▸ Given records
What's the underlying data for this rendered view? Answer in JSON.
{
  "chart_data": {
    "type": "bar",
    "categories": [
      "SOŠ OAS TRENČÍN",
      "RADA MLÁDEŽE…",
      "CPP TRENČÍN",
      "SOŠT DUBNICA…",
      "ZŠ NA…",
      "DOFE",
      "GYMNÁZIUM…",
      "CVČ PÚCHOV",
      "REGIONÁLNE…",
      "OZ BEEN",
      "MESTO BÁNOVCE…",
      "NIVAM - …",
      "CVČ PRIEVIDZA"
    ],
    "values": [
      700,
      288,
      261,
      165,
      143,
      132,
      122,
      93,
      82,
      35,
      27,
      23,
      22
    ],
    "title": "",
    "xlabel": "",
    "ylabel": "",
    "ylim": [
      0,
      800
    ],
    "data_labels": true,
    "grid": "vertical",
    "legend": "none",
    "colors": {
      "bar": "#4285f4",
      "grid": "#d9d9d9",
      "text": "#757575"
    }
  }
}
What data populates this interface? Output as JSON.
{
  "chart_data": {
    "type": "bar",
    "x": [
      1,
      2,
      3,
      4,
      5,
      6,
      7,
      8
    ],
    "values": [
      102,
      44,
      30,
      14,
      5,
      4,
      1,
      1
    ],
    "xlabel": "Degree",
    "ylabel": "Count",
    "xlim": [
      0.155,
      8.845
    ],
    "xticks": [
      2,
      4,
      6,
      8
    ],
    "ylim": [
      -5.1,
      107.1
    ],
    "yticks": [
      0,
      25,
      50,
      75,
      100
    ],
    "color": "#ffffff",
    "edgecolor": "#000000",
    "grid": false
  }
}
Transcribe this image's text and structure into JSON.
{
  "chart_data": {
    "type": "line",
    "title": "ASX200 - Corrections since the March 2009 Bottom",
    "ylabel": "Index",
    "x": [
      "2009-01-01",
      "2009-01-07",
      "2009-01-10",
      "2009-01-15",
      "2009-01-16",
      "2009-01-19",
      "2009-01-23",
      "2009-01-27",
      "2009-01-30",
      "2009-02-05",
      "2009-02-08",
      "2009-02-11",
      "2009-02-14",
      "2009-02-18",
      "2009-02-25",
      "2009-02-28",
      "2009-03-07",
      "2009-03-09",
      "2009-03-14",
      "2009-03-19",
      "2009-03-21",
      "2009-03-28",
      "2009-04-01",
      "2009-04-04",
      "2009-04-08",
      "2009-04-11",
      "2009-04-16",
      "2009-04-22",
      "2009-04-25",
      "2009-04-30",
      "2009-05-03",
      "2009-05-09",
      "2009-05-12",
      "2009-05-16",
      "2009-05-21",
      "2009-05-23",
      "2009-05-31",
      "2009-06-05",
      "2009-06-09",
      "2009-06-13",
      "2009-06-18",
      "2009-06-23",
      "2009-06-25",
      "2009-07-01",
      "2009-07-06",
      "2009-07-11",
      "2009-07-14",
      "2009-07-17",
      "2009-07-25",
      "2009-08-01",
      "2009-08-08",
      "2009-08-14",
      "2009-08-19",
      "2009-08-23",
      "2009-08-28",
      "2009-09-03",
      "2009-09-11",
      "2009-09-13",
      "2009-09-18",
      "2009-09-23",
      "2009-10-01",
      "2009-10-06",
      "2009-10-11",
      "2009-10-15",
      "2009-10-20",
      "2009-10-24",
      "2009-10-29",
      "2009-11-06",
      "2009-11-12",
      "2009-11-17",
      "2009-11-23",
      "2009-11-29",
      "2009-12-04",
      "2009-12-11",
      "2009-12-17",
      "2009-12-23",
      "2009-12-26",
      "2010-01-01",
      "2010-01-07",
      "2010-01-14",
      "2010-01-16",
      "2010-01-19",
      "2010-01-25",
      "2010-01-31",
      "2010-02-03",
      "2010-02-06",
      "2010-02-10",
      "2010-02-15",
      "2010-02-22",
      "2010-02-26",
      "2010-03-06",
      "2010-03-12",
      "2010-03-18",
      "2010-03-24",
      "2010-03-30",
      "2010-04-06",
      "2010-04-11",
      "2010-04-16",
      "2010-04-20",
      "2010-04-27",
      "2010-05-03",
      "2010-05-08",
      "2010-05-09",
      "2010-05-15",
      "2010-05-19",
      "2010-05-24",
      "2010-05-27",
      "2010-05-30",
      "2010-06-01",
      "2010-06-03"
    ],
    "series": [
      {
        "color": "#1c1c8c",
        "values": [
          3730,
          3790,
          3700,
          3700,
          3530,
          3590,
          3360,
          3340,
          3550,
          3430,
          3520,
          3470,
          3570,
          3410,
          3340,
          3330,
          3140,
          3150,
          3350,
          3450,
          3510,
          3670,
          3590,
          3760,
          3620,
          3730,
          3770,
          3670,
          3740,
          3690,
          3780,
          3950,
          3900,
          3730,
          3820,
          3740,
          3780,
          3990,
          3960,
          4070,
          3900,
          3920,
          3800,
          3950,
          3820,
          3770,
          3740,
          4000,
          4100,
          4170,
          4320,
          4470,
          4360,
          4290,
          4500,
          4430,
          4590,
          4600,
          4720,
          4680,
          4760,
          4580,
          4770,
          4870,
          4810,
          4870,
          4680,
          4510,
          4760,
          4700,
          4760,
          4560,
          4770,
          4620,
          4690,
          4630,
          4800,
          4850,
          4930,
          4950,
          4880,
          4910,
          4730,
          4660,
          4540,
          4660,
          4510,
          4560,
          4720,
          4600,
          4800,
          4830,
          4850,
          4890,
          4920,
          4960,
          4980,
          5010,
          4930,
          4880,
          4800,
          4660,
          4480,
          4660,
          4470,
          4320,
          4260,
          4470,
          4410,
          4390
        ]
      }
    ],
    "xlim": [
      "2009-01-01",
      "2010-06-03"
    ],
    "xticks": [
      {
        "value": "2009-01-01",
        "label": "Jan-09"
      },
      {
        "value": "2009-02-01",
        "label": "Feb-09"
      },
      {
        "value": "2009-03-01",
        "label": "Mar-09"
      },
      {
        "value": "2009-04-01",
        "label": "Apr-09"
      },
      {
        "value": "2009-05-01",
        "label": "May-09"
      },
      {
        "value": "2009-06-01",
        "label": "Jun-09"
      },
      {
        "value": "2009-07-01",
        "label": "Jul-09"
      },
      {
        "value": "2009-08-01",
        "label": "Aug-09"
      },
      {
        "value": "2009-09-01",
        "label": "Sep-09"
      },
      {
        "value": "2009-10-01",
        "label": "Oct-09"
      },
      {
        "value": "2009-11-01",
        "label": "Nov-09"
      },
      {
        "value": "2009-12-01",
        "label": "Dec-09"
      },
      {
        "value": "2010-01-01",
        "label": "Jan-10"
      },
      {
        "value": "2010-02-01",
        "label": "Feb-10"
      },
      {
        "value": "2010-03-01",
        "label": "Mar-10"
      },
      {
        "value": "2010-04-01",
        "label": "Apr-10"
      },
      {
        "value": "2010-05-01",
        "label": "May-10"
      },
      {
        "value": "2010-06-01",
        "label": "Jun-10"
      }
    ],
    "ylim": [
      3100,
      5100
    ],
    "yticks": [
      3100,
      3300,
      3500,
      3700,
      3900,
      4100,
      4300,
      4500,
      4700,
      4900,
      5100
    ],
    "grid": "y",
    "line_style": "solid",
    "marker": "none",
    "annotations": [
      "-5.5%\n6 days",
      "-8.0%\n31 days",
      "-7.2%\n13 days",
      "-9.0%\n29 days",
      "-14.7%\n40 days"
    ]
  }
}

▸ Written request
Repeat the whole listing exactly, keeping every line intact.

▸ Output for this exercise
What's the underlying data for this rendered view? Answer in JSON.
{
  "chart_data": {
    "type": "bar",
    "categories": [
      "SOŠ OAS TRENČÍN",
      "RADA MLÁDEŽE…",
      "CPP TRENČÍN",
      "SOŠT DUBNICA…",
      "ZŠ NA…",
      "DOFE",
      "GYMNÁZIUM…",
      "CVČ PÚCHOV",
      "REGIONÁLNE…",
      "OZ BEEN",
      "MESTO BÁNOVCE…",
      "NIVAM - …",
      "CVČ PRIEVIDZA"
    ],
    "values": [
      700,
      288,
      261,
      165,
      143,
      132,
      122,
      93,
      82,
      35,
      27,
      23,
      22
    ],
    "title": "",
    "xlabel": "",
    "ylabel": "",
    "ylim": [
      0,
      800
    ],
    "data_labels": true,
    "grid": "vertical",
    "legend": "none",
    "colors": {
      "bar": "#4285f4",
      "grid": "#d9d9d9",
      "text": "#757575"
    }
  }
}
What data populates this interface? Output as JSON.
{
  "chart_data": {
    "type": "bar",
    "x": [
      1,
      2,
      3,
      4,
      5,
      6,
      7,
      8
    ],
    "values": [
      102,
      44,
      30,
      14,
      5,
      4,
      1,
      1
    ],
    "xlabel": "Degree",
    "ylabel": "Count",
    "xlim": [
      0.155,
      8.845
    ],
    "xticks": [
      2,
      4,
      6,
      8
    ],
    "ylim": [
      -5.1,
      107.1
    ],
    "yticks": [
      0,
      25,
      50,
      75,
      100
    ],
    "color": "#ffffff",
    "edgecolor": "#000000",
    "grid": false
  }
}
Transcribe this image's text and structure into JSON.
{
  "chart_data": {
    "type": "line",
    "title": "ASX200 - Corrections since the March 2009 Bottom",
    "ylabel": "Index",
    "x": [
      "2009-01-01",
      "2009-01-07",
      "2009-01-10",
      "2009-01-15",
      "2009-01-16",
      "2009-01-19",
      "2009-01-23",
      "2009-01-27",
      "2009-01-30",
      "2009-02-05",
      "2009-02-08",
      "2009-02-11",
      "2009-02-14",
      "2009-02-18",
      "2009-02-25",
      "2009-02-28",
      "2009-03-07",
      "2009-03-09",
      "2009-03-14",
      "2009-03-19",
      "2009-03-21",
      "2009-03-28",
      "2009-04-01",
      "2009-04-04",
      "2009-04-08",
      "2009-04-11",
      "2009-04-16",
      "2009-04-22",
      "2009-04-25",
      "2009-04-30",
      "2009-05-03",
      "2009-05-09",
      "2009-05-12",
      "2009-05-16",
      "2009-05-21",
      "2009-05-23",
      "2009-05-31",
      "2009-06-05",
      "2009-06-09",
      "2009-06-13",
      "2009-06-18",
      "2009-06-23",
      "2009-06-25",
      "2009-07-01",
      "2009-07-06",
      "2009-07-11",
      "2009-07-14",
      "2009-07-17",
      "2009-07-25",
      "2009-08-01",
      "2009-08-08",
      "2009-08-14",
      "2009-08-19",
      "2009-08-23",
      "2009-08-28",
      "2009-09-03",
      "2009-09-11",
      "2009-09-13",
      "2009-09-18",
      "2009-09-23",
      "2009-10-01",
      "2009-10-06",
      "2009-10-11",
      "2009-10-15",
      "2009-10-20",
      "2009-10-24",
      "2009-10-29",
      "2009-11-06",
      "2009-11-12",
      "2009-11-17",
      "2009-11-23",
      "2009-11-29",
      "2009-12-04",
      "2009-12-11",
      "2009-12-17",
      "2009-12-23",
      "2009-12-26",
      "2010-01-01",
      "2010-01-07",
      "2010-01-14",
      "2010-01-16",
      "2010-01-19",
      "2010-01-25",
      "2010-01-31",
      "2010-02-03",
      "2010-02-06",
      "2010-02-10",
      "2010-02-15",
      "2010-02-22",
      "2010-02-26",
      "2010-03-06",
      "2010-03-12",
      "2010-03-18",
      "2010-03-24",
      "2010-03-30",
      "2010-04-06",
      "2010-04-11",
      "2010-04-16",
      "2010-04-20",
      "2010-04-27",
      "2010-05-03",
      "2010-05-08",
      "2010-05-09",
      "2010-05-15",
      "2010-05-19",
      "2010-05-24",
      "2010-05-27",
      "2010-05-30",
      "2010-06-01",
      "2010-06-03"
    ],
    "series": [
      {
        "color": "#1c1c8c",
        "values": [
          3730,
          3790,
          3700,
          3700,
          3530,
          3590,
          3360,
          3340,
          3550,
          3430,
          3520,
          3470,
          3570,
          3410,
          3340,
          3330,
          3140,
          3150,
          3350,
          3450,
          3510,
          3670,
          3590,
          3760,
          3620,
          3730,
          3770,
          3670,
          3740,
          3690,
          3780,
          3950,
          3900,
          3730,
          3820,
          3740,
          3780,
          3990,
          3960,
          4070,
          3900,
          3920,
          3800,
          3950,
          3820,
          3770,
          3740,
          4000,
          4100,
          4170,
          4320,
          4470,
          4360,
          4290,
          4500,
          4430,
          4590,
          4600,
          4720,
          4680,
          4760,
          4580,
          4770,
          4870,
          4810,
          4870,
          4680,
          4510,
          4760,
          4700,
          4760,
          4560,
          4770,
          4620,
          4690,
          4630,
          4800,
          4850,
          4930,
          4950,
          4880,
          4910,
          4730,
          4660,
          4540,
          4660,
          4510,
          4560,
          4720,
          4600,
          4800,
          4830,
          4850,
          4890,
          4920,
          4960,
          4980,
          5010,
          4930,
          4880,
          4800,
          4660,
          4480,
          4660,
          4470,
          4320,
          4260,
          4470,
          4410,
          4390
        ]
      }
    ],
    "xlim": [
      "2009-01-01",
      "2010-06-03"
    ],
    "xticks": [
      {
        "value": "2009-01-01",
        "label": "Jan-09"
      },
      {
        "value": "2009-02-01",
        "label": "Feb-09"
      },
      {
        "value": "2009-03-01",
        "label": "Mar-09"
      },
      {
        "value": "2009-04-01",
        "label": "Apr-09"
      },
      {
        "value": "2009-05-01",
        "label": "May-09"
      },
      {
        "value": "2009-06-01",
        "label": "Jun-09"
      },
      {
        "value": "2009-07-01",
        "label": "Jul-09"
      },
      {
        "value": "2009-08-01",
        "label": "Aug-09"
      },
      {
        "value": "2009-09-01",
        "label": "Sep-09"
      },
      {
        "value": "2009-10-01",
        "label": "Oct-09"
      },
      {
        "value": "2009-11-01",
        "label": "Nov-09"
      },
      {
        "value": "2009-12-01",
        "label": "Dec-09"
      },
      {
        "value": "2010-01-01",
        "label": "Jan-10"
      },
      {
        "value": "2010-02-01",
        "label": "Feb-10"
      },
      {
        "value": "2010-03-01",
        "label": "Mar-10"
      },
      {
        "value": "2010-04-01",
        "label": "Apr-10"
      },
      {
        "value": "2010-05-01",
        "label": "May-10"
      },
      {
        "value": "2010-06-01",
        "label": "Jun-10"
      }
    ],
    "ylim": [
      3100,
      5100
    ],
    "yticks": [
      3100,
      3300,
      3500,
      3700,
      3900,
      4100,
      4300,
      4500,
      4700,
      4900,
      5100
    ],
    "grid": "y",
    "line_style": "solid",
    "marker": "none",
    "annotations": [
      "-5.5%\n6 days",
      "-8.0%\n31 days",
      "-7.2%\n13 days",
      "-9.0%\n29 days",
      "-14.7%\n40 days"
    ]
  }
}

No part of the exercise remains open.